··· Material provided

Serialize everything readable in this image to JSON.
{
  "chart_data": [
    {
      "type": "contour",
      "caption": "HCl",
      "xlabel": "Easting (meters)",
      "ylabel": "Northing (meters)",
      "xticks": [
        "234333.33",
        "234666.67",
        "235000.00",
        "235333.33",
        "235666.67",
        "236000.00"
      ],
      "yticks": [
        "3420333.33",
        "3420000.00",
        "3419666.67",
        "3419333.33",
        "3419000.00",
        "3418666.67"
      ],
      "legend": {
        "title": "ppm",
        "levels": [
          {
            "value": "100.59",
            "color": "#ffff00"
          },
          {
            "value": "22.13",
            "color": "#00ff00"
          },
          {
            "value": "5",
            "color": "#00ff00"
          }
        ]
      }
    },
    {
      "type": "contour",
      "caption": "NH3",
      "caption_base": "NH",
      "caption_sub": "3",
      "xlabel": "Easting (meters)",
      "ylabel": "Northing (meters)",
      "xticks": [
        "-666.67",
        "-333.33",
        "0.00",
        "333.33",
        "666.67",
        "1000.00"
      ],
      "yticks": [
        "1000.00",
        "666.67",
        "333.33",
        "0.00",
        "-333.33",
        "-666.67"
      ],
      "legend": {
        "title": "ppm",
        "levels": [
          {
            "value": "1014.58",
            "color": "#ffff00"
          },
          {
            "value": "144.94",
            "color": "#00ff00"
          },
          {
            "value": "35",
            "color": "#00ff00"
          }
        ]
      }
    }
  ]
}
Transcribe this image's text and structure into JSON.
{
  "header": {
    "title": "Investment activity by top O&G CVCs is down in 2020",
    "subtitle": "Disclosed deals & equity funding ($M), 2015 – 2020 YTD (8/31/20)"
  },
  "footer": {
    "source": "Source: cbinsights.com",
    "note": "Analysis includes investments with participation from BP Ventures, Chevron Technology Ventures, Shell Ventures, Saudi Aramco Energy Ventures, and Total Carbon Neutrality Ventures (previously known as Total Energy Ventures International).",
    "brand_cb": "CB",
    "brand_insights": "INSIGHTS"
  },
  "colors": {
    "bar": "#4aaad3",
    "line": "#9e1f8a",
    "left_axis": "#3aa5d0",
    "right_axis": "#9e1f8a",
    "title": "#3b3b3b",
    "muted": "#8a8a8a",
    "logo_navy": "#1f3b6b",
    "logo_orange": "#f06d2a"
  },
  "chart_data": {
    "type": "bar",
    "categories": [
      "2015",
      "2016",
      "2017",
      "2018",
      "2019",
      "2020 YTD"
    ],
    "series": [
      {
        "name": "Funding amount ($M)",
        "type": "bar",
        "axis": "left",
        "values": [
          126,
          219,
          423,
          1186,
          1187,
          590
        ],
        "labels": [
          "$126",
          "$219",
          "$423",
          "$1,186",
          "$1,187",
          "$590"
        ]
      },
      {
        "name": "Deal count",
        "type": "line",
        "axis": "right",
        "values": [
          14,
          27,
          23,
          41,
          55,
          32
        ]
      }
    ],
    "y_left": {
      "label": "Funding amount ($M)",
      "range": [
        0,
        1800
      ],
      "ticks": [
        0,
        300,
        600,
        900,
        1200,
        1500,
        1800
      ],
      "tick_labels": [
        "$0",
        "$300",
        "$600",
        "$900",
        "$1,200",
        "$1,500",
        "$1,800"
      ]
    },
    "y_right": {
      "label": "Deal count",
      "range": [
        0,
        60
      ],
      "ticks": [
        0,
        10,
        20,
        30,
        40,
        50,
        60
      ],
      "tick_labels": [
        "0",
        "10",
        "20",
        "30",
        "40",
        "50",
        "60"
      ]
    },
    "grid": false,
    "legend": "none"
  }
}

······

→ Task requirements: In the entries above, identify every line with the word "name". Copy those lines.

→ Exercise result:
        "name": "Funding amount ($M)",
        "name": "Deal count",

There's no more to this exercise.